▶ **EXTRACTED ENTRIES**:

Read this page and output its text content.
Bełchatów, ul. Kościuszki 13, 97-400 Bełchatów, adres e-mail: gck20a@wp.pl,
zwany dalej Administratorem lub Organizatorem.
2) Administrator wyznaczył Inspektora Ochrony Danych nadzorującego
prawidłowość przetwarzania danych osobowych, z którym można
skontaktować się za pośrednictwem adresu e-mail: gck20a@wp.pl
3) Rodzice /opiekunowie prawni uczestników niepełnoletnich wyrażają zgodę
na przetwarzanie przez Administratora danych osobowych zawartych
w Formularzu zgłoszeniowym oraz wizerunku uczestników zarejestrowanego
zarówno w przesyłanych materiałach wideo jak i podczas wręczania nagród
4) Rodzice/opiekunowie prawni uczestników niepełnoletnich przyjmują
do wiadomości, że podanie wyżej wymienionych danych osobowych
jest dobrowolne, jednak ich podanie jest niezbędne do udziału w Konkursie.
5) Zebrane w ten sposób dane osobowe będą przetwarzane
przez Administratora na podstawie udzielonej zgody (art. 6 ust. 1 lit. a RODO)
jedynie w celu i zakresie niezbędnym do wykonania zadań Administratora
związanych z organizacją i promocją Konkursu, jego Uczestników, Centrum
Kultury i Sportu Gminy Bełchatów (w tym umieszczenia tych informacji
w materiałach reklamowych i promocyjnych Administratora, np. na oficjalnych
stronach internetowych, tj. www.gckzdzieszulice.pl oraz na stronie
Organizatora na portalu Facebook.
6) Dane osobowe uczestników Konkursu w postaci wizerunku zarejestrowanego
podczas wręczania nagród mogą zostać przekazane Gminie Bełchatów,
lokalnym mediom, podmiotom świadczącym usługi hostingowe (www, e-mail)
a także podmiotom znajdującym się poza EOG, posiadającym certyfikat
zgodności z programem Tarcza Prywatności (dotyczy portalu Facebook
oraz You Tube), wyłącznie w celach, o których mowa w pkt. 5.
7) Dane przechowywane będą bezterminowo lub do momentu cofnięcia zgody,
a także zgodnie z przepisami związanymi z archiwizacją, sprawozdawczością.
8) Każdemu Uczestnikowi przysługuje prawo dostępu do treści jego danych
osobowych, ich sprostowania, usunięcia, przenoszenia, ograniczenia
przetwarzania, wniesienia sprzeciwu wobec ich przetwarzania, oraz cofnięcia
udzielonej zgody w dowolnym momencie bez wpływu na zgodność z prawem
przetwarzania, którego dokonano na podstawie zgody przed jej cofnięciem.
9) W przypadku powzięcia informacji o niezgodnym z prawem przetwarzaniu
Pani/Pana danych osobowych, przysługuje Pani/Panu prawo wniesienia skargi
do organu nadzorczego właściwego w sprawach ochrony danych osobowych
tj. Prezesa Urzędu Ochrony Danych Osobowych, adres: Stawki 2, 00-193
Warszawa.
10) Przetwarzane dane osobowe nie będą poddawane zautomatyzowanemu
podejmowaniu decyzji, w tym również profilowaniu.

▶ **WHAT YOU ARE ASKED TO DO**:
Transcribe the records above exactly as they appear.

▶ **COMPLETE OUTPUT**:
Read this page and output its text content.
Bełchatów, ul. Kościuszki 13, 97-400 Bełchatów, adres e-mail: gck20a@wp.pl,
zwany dalej Administratorem lub Organizatorem.
2) Administrator wyznaczył Inspektora Ochrony Danych nadzorującego
prawidłowość przetwarzania danych osobowych, z którym można
skontaktować się za pośrednictwem adresu e-mail: gck20a@wp.pl
3) Rodzice /opiekunowie prawni uczestników niepełnoletnich wyrażają zgodę
na przetwarzanie przez Administratora danych osobowych zawartych
w Formularzu zgłoszeniowym oraz wizerunku uczestników zarejestrowanego
zarówno w przesyłanych materiałach wideo jak i podczas wręczania nagród
4) Rodzice/opiekunowie prawni uczestników niepełnoletnich przyjmują
do wiadomości, że podanie wyżej wymienionych danych osobowych
jest dobrowolne, jednak ich podanie jest niezbędne do udziału w Konkursie.
5) Zebrane w ten sposób dane osobowe będą przetwarzane
przez Administratora na podstawie udzielonej zgody (art. 6 ust. 1 lit. a RODO)
jedynie w celu i zakresie niezbędnym do wykonania zadań Administratora
związanych z organizacją i promocją Konkursu, jego Uczestników, Centrum
Kultury i Sportu Gminy Bełchatów (w tym umieszczenia tych informacji
w materiałach reklamowych i promocyjnych Administratora, np. na oficjalnych
stronach internetowych, tj. www.gckzdzieszulice.pl oraz na stronie
Organizatora na portalu Facebook.
6) Dane osobowe uczestników Konkursu w postaci wizerunku zarejestrowanego
podczas wręczania nagród mogą zostać przekazane Gminie Bełchatów,
lokalnym mediom, podmiotom świadczącym usługi hostingowe (www, e-mail)
a także podmiotom znajdującym się poza EOG, posiadającym certyfikat
zgodności z programem Tarcza Prywatności (dotyczy portalu Facebook
oraz You Tube), wyłącznie w celach, o których mowa w pkt. 5.
7) Dane przechowywane będą bezterminowo lub do momentu cofnięcia zgody,
a także zgodnie z przepisami związanymi z archiwizacją, sprawozdawczością.
8) Każdemu Uczestnikowi przysługuje prawo dostępu do treści jego danych
osobowych, ich sprostowania, usunięcia, przenoszenia, ograniczenia
przetwarzania, wniesienia sprzeciwu wobec ich przetwarzania, oraz cofnięcia
udzielonej zgody w dowolnym momencie bez wpływu na zgodność z prawem
przetwarzania, którego dokonano na podstawie zgody przed jej cofnięciem.
9) W przypadku powzięcia informacji o niezgodnym z prawem przetwarzaniu
Pani/Pana danych osobowych, przysługuje Pani/Panu prawo wniesienia skargi
do organu nadzorczego właściwego w sprawach ochrony danych osobowych
tj. Prezesa Urzędu Ochrony Danych Osobowych, adres: Stawki 2, 00-193
Warszawa.
10) Przetwarzane dane osobowe nie będą poddawane zautomatyzowanemu
podejmowaniu decyzji, w tym również profilowaniu.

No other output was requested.